Exercise instructions: What is the number of lines containing the string "state"? Answer with the number only.

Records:
* * *
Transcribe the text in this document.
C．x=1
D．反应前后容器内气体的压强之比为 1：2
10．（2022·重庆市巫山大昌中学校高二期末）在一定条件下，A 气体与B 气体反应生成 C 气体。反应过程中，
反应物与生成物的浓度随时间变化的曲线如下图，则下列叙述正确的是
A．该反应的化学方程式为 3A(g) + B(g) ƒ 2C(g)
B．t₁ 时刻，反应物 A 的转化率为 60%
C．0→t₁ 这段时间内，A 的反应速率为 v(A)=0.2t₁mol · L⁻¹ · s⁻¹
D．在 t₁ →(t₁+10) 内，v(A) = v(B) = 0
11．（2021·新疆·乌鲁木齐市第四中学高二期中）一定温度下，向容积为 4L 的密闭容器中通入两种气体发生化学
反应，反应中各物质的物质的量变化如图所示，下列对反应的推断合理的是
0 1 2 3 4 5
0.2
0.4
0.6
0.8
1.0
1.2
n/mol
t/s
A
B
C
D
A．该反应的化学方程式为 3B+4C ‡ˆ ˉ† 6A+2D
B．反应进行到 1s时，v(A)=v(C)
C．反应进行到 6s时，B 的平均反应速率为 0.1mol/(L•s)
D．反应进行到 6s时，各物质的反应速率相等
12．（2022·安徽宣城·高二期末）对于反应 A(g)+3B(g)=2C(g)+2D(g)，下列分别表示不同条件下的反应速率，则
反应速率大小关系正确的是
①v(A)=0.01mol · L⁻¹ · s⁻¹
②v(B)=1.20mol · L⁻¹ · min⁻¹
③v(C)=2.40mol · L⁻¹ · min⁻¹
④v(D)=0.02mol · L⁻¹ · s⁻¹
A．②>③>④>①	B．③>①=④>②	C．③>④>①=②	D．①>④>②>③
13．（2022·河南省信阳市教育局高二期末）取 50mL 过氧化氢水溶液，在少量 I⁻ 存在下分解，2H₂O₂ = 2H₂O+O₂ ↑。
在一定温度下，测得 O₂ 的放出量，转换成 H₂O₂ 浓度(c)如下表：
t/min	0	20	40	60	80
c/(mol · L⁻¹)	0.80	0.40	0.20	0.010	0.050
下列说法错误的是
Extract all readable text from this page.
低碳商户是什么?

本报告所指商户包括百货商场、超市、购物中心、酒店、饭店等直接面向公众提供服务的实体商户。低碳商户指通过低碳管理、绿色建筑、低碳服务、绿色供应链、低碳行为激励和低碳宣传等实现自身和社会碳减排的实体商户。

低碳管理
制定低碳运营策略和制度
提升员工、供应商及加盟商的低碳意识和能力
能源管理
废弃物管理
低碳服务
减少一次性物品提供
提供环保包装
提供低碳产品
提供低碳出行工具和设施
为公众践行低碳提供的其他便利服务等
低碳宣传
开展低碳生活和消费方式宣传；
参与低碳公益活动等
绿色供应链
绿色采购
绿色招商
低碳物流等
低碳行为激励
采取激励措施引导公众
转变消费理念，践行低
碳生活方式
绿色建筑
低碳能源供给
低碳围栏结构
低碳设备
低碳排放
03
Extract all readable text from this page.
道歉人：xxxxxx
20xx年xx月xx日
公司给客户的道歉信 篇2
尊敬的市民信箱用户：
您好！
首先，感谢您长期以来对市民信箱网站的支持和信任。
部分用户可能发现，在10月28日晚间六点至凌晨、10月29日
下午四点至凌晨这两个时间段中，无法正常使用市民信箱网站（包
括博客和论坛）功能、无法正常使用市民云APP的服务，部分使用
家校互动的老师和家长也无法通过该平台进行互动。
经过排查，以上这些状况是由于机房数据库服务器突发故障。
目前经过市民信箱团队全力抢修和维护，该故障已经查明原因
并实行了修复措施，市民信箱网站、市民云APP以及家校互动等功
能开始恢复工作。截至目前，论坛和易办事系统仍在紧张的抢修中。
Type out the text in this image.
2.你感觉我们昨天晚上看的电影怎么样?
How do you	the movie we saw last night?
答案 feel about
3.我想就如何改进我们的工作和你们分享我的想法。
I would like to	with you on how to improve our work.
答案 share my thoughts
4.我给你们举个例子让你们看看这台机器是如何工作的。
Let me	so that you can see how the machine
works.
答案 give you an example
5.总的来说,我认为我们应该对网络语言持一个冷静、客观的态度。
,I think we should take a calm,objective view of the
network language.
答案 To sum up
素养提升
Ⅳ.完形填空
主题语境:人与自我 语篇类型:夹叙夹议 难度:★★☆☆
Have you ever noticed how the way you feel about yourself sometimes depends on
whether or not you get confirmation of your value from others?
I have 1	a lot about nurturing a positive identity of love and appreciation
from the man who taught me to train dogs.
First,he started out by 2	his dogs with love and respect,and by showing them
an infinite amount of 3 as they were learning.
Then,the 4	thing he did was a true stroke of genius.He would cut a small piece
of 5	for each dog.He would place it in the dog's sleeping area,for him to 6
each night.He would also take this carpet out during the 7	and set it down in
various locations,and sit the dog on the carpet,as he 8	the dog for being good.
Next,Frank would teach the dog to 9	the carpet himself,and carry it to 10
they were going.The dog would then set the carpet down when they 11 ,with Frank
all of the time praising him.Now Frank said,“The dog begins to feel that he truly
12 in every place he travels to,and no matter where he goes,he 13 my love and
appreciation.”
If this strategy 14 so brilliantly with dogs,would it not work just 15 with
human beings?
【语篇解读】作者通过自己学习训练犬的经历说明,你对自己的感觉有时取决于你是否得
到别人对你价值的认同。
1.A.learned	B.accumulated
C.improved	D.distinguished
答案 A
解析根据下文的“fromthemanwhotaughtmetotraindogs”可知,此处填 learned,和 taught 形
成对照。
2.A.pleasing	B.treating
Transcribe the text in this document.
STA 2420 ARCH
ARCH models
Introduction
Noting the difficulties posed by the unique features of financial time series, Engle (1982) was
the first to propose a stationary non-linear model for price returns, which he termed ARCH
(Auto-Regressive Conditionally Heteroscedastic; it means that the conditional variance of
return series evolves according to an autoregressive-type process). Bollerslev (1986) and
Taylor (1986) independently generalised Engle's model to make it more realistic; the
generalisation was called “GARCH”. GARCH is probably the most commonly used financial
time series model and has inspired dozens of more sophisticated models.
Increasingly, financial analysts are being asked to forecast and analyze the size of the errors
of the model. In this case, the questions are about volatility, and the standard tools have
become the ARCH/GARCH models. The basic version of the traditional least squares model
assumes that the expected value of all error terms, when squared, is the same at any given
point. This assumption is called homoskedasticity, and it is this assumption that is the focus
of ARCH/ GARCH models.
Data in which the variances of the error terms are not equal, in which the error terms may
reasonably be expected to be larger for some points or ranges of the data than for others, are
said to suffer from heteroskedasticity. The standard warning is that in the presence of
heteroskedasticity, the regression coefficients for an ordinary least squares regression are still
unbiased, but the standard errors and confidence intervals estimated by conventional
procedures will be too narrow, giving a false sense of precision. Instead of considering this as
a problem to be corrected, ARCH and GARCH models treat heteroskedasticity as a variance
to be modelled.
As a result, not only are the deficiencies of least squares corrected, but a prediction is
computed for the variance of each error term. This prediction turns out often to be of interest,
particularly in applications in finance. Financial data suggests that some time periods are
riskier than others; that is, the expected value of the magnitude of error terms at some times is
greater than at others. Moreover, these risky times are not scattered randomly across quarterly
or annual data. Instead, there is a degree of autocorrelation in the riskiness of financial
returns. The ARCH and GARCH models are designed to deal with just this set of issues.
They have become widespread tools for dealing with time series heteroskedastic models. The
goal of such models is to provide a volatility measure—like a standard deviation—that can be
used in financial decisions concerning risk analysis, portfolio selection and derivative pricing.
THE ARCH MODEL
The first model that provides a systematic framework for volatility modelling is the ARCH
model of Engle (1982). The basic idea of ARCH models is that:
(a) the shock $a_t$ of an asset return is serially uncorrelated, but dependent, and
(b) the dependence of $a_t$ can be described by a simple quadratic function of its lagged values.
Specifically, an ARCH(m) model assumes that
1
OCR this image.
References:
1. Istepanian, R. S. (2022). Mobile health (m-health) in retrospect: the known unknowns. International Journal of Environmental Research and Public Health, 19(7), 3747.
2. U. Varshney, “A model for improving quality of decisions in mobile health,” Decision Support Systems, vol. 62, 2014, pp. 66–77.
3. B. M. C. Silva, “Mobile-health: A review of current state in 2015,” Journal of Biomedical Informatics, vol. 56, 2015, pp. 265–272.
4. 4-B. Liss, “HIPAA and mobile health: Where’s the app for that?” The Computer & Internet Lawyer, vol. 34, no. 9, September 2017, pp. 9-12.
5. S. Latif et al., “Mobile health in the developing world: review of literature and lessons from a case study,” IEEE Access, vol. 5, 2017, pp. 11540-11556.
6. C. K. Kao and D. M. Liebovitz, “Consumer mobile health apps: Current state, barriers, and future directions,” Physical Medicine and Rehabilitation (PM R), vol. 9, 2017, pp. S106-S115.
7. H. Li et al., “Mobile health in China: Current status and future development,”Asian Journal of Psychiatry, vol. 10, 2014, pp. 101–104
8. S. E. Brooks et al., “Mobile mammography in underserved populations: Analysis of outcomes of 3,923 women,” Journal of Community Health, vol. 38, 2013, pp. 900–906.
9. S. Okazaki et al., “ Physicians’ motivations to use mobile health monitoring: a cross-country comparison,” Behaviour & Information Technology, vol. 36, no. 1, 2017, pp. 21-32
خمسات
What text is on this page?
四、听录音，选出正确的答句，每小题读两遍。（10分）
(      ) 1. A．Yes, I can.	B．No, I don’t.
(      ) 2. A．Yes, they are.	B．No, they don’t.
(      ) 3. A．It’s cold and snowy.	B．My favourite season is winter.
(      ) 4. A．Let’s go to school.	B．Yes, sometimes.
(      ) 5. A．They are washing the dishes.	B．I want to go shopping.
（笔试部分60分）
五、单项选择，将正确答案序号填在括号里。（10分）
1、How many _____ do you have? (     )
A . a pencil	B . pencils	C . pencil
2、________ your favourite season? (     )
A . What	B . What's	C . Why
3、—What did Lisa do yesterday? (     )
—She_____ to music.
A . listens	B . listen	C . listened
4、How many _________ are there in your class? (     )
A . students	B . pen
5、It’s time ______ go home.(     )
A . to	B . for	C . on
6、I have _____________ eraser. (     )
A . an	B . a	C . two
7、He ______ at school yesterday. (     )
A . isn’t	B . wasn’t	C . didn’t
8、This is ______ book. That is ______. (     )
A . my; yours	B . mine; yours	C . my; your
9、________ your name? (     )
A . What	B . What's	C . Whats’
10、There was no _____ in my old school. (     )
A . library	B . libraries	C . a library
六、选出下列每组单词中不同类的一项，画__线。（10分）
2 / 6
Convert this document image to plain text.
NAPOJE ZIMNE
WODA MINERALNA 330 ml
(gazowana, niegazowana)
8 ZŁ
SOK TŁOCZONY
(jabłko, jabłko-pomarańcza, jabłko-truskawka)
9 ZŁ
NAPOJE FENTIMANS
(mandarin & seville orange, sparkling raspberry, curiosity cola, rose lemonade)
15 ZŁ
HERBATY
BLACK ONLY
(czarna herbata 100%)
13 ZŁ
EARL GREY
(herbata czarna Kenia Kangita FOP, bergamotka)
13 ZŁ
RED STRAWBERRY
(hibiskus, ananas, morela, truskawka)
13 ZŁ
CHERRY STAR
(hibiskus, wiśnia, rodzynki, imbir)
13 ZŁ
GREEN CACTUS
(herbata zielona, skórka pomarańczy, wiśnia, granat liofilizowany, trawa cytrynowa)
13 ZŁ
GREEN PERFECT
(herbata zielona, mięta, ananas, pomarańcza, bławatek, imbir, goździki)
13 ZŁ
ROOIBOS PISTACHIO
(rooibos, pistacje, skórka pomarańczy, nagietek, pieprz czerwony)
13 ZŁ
* * *
Response below: 2